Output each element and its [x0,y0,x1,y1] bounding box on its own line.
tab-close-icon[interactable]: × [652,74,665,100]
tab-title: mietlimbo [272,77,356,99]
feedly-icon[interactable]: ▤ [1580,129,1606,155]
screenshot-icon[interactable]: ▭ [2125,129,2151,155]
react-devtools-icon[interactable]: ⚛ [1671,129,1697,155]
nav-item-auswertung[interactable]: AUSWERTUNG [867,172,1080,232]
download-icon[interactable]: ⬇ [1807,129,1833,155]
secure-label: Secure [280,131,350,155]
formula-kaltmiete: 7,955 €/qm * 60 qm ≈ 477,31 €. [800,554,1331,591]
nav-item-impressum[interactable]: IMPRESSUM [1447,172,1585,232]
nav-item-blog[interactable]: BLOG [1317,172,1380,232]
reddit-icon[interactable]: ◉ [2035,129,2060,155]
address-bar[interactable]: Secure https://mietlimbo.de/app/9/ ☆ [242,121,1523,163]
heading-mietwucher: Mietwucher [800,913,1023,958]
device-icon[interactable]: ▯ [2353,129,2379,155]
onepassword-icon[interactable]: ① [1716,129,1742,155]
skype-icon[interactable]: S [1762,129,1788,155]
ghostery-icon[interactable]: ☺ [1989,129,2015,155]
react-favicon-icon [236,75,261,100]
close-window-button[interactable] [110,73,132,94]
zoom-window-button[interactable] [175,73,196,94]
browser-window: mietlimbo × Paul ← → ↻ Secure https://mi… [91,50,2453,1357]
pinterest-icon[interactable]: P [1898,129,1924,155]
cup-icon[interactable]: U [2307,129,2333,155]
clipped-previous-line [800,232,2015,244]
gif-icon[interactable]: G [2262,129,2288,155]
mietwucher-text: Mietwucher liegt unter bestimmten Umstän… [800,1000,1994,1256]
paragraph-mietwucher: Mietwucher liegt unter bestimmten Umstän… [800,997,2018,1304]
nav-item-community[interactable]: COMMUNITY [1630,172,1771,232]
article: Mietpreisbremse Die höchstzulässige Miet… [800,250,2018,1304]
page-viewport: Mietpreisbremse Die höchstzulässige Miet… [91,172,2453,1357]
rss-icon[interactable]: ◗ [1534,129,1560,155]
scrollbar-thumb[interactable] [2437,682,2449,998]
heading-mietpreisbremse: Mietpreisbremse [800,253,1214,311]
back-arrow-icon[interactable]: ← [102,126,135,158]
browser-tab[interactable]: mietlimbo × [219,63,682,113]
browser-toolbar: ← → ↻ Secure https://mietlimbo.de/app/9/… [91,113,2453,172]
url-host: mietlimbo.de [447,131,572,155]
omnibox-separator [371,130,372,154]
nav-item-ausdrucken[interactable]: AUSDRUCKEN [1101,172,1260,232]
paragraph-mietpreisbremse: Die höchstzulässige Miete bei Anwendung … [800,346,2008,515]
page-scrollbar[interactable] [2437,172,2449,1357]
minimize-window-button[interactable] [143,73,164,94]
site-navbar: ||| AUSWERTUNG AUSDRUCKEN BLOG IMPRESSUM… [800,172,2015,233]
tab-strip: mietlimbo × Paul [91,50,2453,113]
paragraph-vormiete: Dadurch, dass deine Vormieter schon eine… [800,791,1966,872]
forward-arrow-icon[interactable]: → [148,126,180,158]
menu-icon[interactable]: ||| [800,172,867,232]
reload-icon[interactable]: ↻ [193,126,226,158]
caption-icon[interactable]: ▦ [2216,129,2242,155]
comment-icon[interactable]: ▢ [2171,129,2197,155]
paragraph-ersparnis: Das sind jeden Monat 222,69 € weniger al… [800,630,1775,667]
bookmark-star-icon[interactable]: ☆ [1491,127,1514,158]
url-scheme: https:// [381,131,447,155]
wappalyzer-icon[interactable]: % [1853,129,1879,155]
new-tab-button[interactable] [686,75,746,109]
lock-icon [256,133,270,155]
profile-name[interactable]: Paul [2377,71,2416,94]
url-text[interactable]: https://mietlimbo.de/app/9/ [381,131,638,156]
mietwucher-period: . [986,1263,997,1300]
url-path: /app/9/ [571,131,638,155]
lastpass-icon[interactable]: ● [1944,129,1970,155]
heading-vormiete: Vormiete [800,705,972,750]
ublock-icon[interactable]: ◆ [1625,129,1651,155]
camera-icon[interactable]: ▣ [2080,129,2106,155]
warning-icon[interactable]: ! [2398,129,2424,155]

§ §

Exercise brief: Reproduce every line of the entries above word for word.

Result of this task:
Output each element and its [x0,y0,x1,y1] bounding box on its own line.
tab-close-icon[interactable]: × [652,74,665,100]
tab-title: mietlimbo [272,77,356,99]
feedly-icon[interactable]: ▤ [1580,129,1606,155]
screenshot-icon[interactable]: ▭ [2125,129,2151,155]
react-devtools-icon[interactable]: ⚛ [1671,129,1697,155]
nav-item-auswertung[interactable]: AUSWERTUNG [867,172,1080,232]
download-icon[interactable]: ⬇ [1807,129,1833,155]
secure-label: Secure [280,131,350,155]
formula-kaltmiete: 7,955 €/qm * 60 qm ≈ 477,31 €. [800,554,1331,591]
nav-item-impressum[interactable]: IMPRESSUM [1447,172,1585,232]
nav-item-blog[interactable]: BLOG [1317,172,1380,232]
reddit-icon[interactable]: ◉ [2035,129,2060,155]
address-bar[interactable]: Secure https://mietlimbo.de/app/9/ ☆ [242,121,1523,163]
heading-mietwucher: Mietwucher [800,913,1023,958]
device-icon[interactable]: ▯ [2353,129,2379,155]
onepassword-icon[interactable]: ① [1716,129,1742,155]
skype-icon[interactable]: S [1762,129,1788,155]
ghostery-icon[interactable]: ☺ [1989,129,2015,155]
react-favicon-icon [236,75,261,100]
close-window-button[interactable] [110,73,132,94]
zoom-window-button[interactable] [175,73,196,94]
browser-window: mietlimbo × Paul ← → ↻ Secure https://mi… [91,50,2453,1357]
pinterest-icon[interactable]: P [1898,129,1924,155]
cup-icon[interactable]: U [2307,129,2333,155]
clipped-previous-line [800,232,2015,244]
gif-icon[interactable]: G [2262,129,2288,155]
mietwucher-text: Mietwucher liegt unter bestimmten Umstän… [800,1000,1994,1256]
paragraph-mietwucher: Mietwucher liegt unter bestimmten Umstän… [800,997,2018,1304]
nav-item-community[interactable]: COMMUNITY [1630,172,1771,232]
article: Mietpreisbremse Die höchstzulässige Miet… [800,250,2018,1304]
page-viewport: Mietpreisbremse Die höchstzulässige Miet… [91,172,2453,1357]
rss-icon[interactable]: ◗ [1534,129,1560,155]
scrollbar-thumb[interactable] [2437,682,2449,998]
heading-mietpreisbremse: Mietpreisbremse [800,253,1214,311]
back-arrow-icon[interactable]: ← [102,126,135,158]
browser-tab[interactable]: mietlimbo × [219,63,682,113]
browser-toolbar: ← → ↻ Secure https://mietlimbo.de/app/9/… [91,113,2453,172]
url-host: mietlimbo.de [447,131,572,155]
omnibox-separator [371,130,372,154]
nav-item-ausdrucken[interactable]: AUSDRUCKEN [1101,172,1260,232]
paragraph-mietpreisbremse: Die höchstzulässige Miete bei Anwendung … [800,346,2008,515]
page-scrollbar[interactable] [2437,172,2449,1357]
minimize-window-button[interactable] [143,73,164,94]
site-navbar: ||| AUSWERTUNG AUSDRUCKEN BLOG IMPRESSUM… [800,172,2015,233]
tab-strip: mietlimbo × Paul [91,50,2453,113]
paragraph-vormiete: Dadurch, dass deine Vormieter schon eine… [800,791,1966,872]
forward-arrow-icon[interactable]: → [148,126,180,158]
menu-icon[interactable]: ||| [800,172,867,232]
reload-icon[interactable]: ↻ [193,126,226,158]
caption-icon[interactable]: ▦ [2216,129,2242,155]
comment-icon[interactable]: ▢ [2171,129,2197,155]
paragraph-ersparnis: Das sind jeden Monat 222,69 € weniger al… [800,630,1775,667]
bookmark-star-icon[interactable]: ☆ [1491,127,1514,158]
url-scheme: https:// [381,131,447,155]
wappalyzer-icon[interactable]: % [1853,129,1879,155]
new-tab-button[interactable] [686,75,746,109]
lock-icon [256,133,270,155]
profile-name[interactable]: Paul [2377,71,2416,94]
url-text[interactable]: https://mietlimbo.de/app/9/ [381,131,638,156]
mietwucher-period: . [986,1263,997,1300]
url-path: /app/9/ [571,131,638,155]
lastpass-icon[interactable]: ● [1944,129,1970,155]
heading-vormiete: Vormiete [800,705,972,750]
ublock-icon[interactable]: ◆ [1625,129,1651,155]
camera-icon[interactable]: ▣ [2080,129,2106,155]
warning-icon[interactable]: ! [2398,129,2424,155]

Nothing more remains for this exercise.